→ **Task statement**
Output the lines of the records between the line containing "Bar bbox=[273, 266, 361, 299]" and the line containing "parenchyma: normal lung", inclusive, as a JSON list of strings with one string per line and blank lines omitted.

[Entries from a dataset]
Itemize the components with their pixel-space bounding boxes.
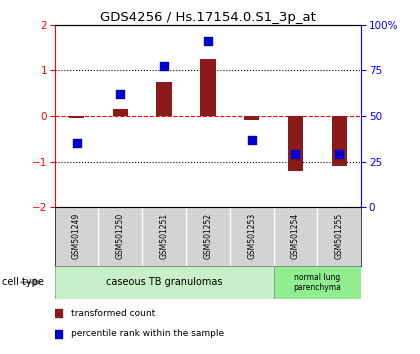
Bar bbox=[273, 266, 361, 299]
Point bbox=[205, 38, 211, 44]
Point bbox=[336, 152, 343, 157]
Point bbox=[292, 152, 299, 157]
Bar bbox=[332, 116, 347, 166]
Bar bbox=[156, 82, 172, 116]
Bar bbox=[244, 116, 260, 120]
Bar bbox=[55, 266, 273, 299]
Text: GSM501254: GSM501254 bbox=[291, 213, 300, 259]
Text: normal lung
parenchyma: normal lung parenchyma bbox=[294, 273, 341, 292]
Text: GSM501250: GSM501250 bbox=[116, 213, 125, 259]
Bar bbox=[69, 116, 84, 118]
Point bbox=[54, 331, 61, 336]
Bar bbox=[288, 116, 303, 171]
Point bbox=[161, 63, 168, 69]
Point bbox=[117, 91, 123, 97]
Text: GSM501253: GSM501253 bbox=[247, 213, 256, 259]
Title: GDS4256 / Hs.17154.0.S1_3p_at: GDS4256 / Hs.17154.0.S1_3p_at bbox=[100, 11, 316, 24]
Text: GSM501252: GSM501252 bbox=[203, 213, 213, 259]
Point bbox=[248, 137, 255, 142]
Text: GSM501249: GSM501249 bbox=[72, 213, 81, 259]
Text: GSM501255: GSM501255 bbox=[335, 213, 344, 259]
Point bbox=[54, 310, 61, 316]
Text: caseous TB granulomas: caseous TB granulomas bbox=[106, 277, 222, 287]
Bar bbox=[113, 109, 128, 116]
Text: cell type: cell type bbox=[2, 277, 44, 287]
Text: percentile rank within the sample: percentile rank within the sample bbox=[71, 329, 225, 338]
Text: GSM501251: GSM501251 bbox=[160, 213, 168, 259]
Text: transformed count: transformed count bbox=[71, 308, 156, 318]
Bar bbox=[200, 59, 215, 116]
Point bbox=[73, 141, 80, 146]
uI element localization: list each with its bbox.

--

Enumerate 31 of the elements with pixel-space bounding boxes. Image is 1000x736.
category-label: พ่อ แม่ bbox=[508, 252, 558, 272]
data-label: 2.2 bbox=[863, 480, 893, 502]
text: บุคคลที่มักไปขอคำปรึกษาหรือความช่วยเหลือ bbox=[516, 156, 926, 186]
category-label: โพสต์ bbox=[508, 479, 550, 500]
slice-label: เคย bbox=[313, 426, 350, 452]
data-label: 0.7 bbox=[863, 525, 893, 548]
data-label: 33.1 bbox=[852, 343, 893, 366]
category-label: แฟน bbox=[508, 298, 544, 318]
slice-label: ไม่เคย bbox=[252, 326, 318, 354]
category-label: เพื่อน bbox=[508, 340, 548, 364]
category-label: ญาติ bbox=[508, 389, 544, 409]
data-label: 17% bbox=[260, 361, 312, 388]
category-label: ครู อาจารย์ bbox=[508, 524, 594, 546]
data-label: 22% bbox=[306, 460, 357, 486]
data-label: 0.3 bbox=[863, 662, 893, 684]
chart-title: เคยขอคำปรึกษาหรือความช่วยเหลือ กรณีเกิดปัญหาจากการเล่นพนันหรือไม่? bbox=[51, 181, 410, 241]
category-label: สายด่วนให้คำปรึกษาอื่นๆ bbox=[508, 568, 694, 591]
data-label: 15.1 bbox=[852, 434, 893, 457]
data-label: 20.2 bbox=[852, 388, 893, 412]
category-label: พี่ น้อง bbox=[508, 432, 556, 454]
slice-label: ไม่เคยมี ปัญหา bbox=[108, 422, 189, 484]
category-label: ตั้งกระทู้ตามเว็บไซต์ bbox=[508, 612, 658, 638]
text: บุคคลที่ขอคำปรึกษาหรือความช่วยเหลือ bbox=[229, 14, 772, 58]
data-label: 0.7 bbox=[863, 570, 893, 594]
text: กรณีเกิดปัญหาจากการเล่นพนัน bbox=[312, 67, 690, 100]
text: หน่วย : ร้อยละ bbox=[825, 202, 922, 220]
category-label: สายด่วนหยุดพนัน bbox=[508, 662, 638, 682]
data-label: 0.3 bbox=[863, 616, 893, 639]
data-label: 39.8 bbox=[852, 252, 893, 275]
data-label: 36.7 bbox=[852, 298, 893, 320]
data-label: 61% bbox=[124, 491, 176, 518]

→ **The solution**
[
  "Bar bbox=[273, 266, 361, 299]",
  "Point bbox=[205, 38, 211, 44]",
  "Point bbox=[336, 152, 343, 157]",
  "Point bbox=[292, 152, 299, 157]",
  "Bar bbox=[332, 116, 347, 166]",
  "Bar bbox=[156, 82, 172, 116]",
  "Bar bbox=[244, 116, 260, 120]",
  "Bar bbox=[55, 266, 273, 299]",
  "Text: GSM501254: GSM501254 bbox=[291, 213, 300, 259]",
  "Text: normal lung",
  "parenchyma: normal lung parenchyma bbox=[294, 273, 341, 292]"
]